Stated task A.
In the polynomial-graphing text, translate this sentence into Spanish: "Factor the polynomial and use the factored form to find the zeros."

-------- Text excerpt --------

Graphing Polynomials Factor the polynomial and use the factored form to find the zeros. Then sketch the graph. $$P(x)=x^{6}-2 x^{3}+1$$

Short Answer

Expert verified
Zero at \( x = 1 \) with multiplicity 2; bounce at \( x = 1 \).

Step by step solution

01

Set the Polynomial Equal to Zero

To find the zeros of the polynomial, start by setting the polynomial equation equal to zero: \[ x^6 - 2x^3 + 1 = 0 \] This will allow us to solve for the values of \( x \) that make the polynomial equal to zero.
02

Substitute with a New Variable

Observe that \( x^6 \) is \( (x^3)^2 \). Let \( y = x^3 \). Rewrite the equation in terms of \( y \):\[ y^2 - 2y + 1 = 0 \] This makes it a quadratic equation in terms of \( y \).
03

Factor the Quadratic Equation

The equation \( y^2 - 2y + 1 = 0 \) is a perfect square trinomial. Factor it as: \[ (y - 1)^2 = 0 \] This means \( y - 1 = 0 \) or \( y = 1 \).
04

Substitute Back the Original Variable

Given \( y = x^3 \) and now \( y = 1 \), substitute back to find \( x \):\[ x^3 = 1 \] Solve this by taking the cube root of both sides to find \( x = 1 \).

--------

Stated task B.
Reproduce word for word the lines of the source data entries, starting from the first line of the entries and running through the line that contains "data-point-atlas (621, 475, 634, 488)", with both ends included.

-------- Input rows --------

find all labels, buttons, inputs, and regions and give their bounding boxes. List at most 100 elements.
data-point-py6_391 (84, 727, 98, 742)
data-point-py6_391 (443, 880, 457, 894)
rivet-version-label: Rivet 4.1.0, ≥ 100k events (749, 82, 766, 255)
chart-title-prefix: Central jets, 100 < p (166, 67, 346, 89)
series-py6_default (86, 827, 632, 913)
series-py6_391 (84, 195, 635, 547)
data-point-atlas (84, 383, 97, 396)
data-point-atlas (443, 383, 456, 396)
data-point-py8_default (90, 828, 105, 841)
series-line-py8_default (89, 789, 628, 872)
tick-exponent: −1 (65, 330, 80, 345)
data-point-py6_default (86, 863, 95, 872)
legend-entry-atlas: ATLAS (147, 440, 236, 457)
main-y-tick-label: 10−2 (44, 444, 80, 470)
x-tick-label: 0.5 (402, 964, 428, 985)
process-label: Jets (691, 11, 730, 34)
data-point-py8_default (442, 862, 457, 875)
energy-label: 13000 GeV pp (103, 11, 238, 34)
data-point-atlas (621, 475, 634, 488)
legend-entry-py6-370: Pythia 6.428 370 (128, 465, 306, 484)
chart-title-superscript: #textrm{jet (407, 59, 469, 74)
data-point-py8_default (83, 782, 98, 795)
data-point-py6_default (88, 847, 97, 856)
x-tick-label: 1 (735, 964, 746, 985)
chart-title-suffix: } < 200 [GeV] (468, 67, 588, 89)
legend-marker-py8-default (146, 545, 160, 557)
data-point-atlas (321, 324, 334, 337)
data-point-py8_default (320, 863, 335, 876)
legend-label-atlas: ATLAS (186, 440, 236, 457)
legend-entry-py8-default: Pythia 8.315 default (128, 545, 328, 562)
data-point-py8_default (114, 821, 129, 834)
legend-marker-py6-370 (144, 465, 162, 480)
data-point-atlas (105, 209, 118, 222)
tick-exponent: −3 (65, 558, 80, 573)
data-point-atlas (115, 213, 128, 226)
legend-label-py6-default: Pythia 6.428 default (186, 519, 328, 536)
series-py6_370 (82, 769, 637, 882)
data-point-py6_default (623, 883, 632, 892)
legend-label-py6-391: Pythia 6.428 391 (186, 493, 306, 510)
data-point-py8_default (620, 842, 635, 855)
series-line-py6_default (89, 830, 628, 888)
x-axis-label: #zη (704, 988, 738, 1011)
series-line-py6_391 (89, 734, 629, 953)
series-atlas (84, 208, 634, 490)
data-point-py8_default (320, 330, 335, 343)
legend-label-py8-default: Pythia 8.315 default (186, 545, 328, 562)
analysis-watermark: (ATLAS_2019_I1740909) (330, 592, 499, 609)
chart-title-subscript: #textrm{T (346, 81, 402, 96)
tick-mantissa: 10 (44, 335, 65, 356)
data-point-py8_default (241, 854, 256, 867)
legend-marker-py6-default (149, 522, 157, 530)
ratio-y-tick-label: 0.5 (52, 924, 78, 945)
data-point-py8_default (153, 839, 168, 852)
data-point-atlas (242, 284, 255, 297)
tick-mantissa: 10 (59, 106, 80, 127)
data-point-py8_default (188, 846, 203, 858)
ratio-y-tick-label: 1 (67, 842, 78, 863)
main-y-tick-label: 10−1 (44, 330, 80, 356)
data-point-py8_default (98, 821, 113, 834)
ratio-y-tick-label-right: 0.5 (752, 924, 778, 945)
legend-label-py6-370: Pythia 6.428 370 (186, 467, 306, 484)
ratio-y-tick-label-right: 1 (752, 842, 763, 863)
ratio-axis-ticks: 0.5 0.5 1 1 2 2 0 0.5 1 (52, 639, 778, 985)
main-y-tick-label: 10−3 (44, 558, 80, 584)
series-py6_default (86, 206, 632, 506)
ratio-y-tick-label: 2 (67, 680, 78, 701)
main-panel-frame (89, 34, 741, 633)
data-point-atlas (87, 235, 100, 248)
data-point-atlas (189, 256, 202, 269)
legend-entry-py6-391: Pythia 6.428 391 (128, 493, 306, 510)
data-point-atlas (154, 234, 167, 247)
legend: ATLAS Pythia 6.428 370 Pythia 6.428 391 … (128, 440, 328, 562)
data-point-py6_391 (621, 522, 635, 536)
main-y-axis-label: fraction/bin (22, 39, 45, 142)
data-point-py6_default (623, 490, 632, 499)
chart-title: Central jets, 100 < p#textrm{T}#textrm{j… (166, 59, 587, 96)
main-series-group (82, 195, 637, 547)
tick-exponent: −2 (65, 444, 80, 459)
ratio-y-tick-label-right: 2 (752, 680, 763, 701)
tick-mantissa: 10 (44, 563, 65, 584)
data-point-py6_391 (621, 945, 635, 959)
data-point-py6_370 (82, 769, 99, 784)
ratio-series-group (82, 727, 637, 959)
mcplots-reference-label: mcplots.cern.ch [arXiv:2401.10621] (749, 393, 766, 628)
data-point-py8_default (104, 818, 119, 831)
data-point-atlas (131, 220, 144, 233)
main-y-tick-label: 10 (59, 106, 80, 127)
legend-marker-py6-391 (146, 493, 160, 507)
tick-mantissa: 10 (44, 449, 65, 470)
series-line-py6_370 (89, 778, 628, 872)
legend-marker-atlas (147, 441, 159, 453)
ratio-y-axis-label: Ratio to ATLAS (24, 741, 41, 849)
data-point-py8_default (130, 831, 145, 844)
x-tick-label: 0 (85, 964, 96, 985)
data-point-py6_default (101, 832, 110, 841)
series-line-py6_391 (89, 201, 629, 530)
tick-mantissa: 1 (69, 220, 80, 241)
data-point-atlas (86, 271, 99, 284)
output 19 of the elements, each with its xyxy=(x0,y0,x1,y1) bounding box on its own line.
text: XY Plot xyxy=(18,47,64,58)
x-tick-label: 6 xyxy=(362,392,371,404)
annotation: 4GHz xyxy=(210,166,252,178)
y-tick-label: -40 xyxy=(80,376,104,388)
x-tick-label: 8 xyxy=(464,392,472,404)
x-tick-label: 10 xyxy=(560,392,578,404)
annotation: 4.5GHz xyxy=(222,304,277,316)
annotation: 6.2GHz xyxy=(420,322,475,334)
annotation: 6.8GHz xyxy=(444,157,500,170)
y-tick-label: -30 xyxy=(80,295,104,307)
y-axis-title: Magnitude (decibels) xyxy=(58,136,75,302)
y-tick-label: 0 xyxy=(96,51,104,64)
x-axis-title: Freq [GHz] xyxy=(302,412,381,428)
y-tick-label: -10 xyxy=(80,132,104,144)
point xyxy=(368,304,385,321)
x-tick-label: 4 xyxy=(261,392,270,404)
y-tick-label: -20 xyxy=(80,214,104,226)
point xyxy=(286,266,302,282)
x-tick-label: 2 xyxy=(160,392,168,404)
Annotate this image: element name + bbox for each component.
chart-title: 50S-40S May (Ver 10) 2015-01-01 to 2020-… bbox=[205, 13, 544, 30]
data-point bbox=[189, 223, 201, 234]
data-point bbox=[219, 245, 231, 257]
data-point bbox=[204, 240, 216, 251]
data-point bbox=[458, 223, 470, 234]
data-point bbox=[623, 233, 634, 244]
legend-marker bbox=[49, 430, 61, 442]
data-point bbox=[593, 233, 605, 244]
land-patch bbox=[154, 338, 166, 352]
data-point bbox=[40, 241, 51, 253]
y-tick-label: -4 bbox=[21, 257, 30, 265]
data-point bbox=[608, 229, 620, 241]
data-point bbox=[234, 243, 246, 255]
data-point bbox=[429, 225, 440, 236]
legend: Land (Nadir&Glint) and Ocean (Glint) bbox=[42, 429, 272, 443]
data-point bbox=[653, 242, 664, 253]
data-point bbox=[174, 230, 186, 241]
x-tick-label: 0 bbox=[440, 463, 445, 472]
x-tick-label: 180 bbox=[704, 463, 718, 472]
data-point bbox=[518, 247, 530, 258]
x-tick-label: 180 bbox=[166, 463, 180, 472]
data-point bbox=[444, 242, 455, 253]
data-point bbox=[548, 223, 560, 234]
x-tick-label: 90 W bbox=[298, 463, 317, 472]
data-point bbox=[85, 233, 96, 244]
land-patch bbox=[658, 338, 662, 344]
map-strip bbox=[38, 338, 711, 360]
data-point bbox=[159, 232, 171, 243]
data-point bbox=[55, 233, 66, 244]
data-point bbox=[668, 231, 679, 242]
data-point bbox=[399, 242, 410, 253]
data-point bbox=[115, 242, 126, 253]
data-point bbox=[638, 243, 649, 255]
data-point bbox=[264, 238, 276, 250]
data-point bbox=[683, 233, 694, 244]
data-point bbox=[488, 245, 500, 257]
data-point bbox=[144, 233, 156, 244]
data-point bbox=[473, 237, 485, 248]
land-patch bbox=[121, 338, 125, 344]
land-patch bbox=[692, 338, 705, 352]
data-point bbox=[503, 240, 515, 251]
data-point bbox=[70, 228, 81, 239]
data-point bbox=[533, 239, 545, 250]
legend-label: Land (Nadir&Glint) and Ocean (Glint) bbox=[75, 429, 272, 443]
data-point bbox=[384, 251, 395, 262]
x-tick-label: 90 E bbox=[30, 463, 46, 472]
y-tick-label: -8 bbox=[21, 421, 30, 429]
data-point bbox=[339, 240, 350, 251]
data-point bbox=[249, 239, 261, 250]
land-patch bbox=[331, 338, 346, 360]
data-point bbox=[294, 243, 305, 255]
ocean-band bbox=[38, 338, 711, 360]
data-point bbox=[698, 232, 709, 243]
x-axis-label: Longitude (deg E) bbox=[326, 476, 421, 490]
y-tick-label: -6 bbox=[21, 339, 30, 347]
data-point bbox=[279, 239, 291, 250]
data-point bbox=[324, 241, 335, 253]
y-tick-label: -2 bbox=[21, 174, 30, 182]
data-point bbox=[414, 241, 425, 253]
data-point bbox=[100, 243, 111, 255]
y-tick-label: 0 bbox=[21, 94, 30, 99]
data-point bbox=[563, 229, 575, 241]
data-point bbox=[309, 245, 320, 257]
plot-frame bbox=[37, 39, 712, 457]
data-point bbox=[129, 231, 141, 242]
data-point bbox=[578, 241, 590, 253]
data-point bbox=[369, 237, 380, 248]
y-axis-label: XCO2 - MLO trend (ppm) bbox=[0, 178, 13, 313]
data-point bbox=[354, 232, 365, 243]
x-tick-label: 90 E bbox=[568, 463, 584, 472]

--------

Correct result A.
Factoriza el polinomio y usa la forma factorizada para encontrar los ceros.

Correct result B.
find all labels, buttons, inputs, and regions and give their bounding boxes. List at most 100 elements.
data-point-py6_391 (84, 727, 98, 742)
data-point-py6_391 (443, 880, 457, 894)
rivet-version-label: Rivet 4.1.0, ≥ 100k events (749, 82, 766, 255)
chart-title-prefix: Central jets, 100 < p (166, 67, 346, 89)
series-py6_default (86, 827, 632, 913)
series-py6_391 (84, 195, 635, 547)
data-point-atlas (84, 383, 97, 396)
data-point-atlas (443, 383, 456, 396)
data-point-py8_default (90, 828, 105, 841)
series-line-py8_default (89, 789, 628, 872)
tick-exponent: −1 (65, 330, 80, 345)
data-point-py6_default (86, 863, 95, 872)
legend-entry-atlas: ATLAS (147, 440, 236, 457)
main-y-tick-label: 10−2 (44, 444, 80, 470)
x-tick-label: 0.5 (402, 964, 428, 985)
process-label: Jets (691, 11, 730, 34)
data-point-py8_default (442, 862, 457, 875)
energy-label: 13000 GeV pp (103, 11, 238, 34)
data-point-atlas (621, 475, 634, 488)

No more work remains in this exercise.